Write out, unchanged, the lines of the data below from the line with "177, 270, 195]" to the line with "214, 169, 232]", including both of those lines.
......
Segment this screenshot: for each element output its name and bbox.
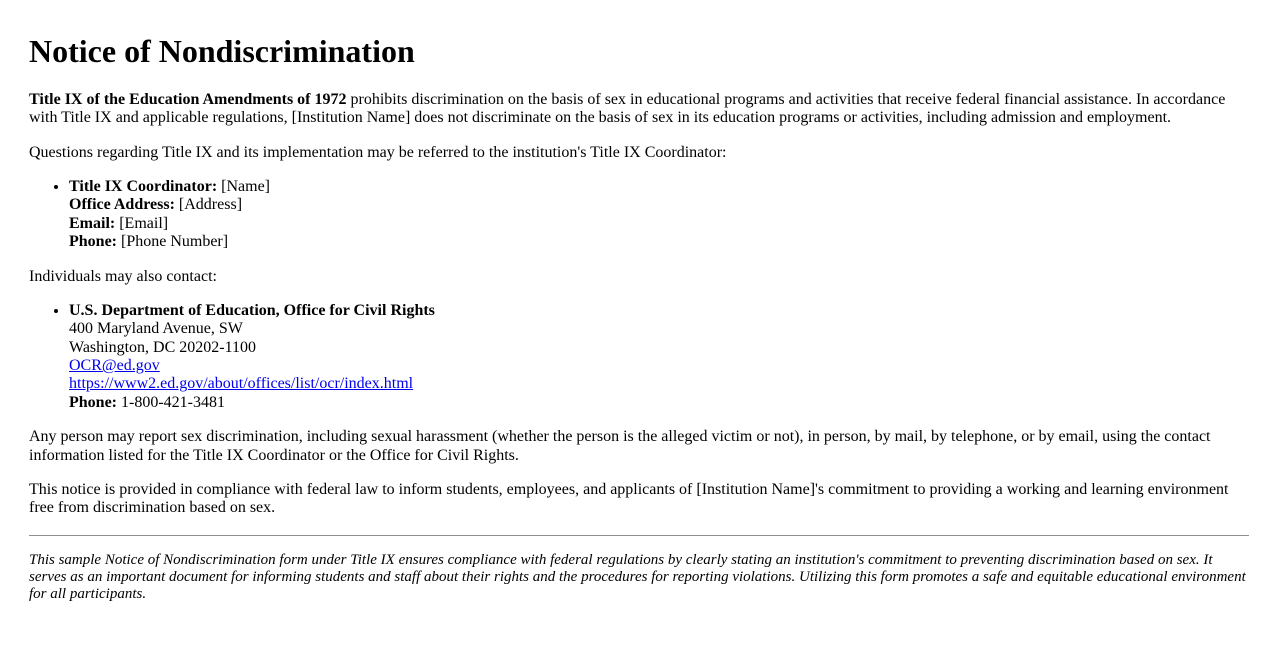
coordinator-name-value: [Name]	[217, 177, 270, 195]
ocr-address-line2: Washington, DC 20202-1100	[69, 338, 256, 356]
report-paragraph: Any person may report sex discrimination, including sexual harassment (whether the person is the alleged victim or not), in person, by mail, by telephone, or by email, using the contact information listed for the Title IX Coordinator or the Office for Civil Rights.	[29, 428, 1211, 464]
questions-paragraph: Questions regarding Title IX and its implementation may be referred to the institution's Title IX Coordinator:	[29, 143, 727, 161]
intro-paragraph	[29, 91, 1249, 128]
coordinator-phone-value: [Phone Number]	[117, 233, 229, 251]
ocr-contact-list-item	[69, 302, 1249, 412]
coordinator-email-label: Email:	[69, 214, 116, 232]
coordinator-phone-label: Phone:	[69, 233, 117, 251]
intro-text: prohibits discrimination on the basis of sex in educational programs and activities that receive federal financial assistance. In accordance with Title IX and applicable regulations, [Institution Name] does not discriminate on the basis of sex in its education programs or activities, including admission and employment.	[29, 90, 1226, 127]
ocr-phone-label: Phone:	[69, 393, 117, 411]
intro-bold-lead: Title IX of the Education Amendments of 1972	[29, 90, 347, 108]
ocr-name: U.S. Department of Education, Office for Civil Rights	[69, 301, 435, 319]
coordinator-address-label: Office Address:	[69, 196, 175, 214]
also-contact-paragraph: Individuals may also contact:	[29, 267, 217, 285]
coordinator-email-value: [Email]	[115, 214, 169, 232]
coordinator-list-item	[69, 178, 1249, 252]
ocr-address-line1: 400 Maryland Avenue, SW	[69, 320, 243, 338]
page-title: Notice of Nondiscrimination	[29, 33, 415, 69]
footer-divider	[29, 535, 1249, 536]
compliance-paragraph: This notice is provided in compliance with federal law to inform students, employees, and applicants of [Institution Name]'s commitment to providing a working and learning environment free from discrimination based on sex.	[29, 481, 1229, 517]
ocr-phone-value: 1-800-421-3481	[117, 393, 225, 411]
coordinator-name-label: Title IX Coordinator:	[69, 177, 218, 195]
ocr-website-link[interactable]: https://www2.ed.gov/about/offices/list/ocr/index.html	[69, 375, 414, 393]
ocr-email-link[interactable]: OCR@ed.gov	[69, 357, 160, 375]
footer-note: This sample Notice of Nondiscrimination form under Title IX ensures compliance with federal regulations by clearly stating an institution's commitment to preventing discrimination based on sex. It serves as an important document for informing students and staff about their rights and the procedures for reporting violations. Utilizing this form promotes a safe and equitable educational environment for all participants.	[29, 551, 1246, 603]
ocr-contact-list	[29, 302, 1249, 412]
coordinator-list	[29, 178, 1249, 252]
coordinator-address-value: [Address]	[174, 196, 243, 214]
......
* [WRITTEN ANSWER]
coordinator-name-value: [Name]	[217, 177, 270, 195]
ocr-address-line2: Washington, DC 20202-1100	[69, 338, 256, 356]
report-paragraph: Any person may report sex discrimination, including sexual harassment (whether the person is the alleged victim or not), in person, by mail, by telephone, or by email, using the contact information listed for the Title IX Coordinator or the Office for Civil Rights.	[29, 428, 1211, 464]
questions-paragraph: Questions regarding Title IX and its implementation may be referred to the institution's Title IX Coordinator:	[29, 143, 727, 161]
intro-paragraph	[29, 91, 1249, 128]
coordinator-phone-value: [Phone Number]	[117, 233, 229, 251]
ocr-contact-list-item	[69, 302, 1249, 412]
coordinator-email-label: Email:	[69, 214, 116, 232]
coordinator-phone-label: Phone:	[69, 233, 117, 251]
intro-text: prohibits discrimination on the basis of sex in educational programs and activities that receive federal financial assistance. In accordance with Title IX and applicable regulations, [Institution Name] does not discriminate on the basis of sex in its education programs or activities, including admission and employment.	[29, 90, 1226, 127]
ocr-phone-label: Phone:	[69, 393, 117, 411]
intro-bold-lead: Title IX of the Education Amendments of 1972	[29, 90, 347, 108]
ocr-name: U.S. Department of Education, Office for Civil Rights	[69, 301, 435, 319]
coordinator-address-label: Office Address:	[69, 196, 175, 214]
also-contact-paragraph: Individuals may also contact:	[29, 267, 217, 285]
coordinator-email-value: [Email]	[115, 214, 169, 232]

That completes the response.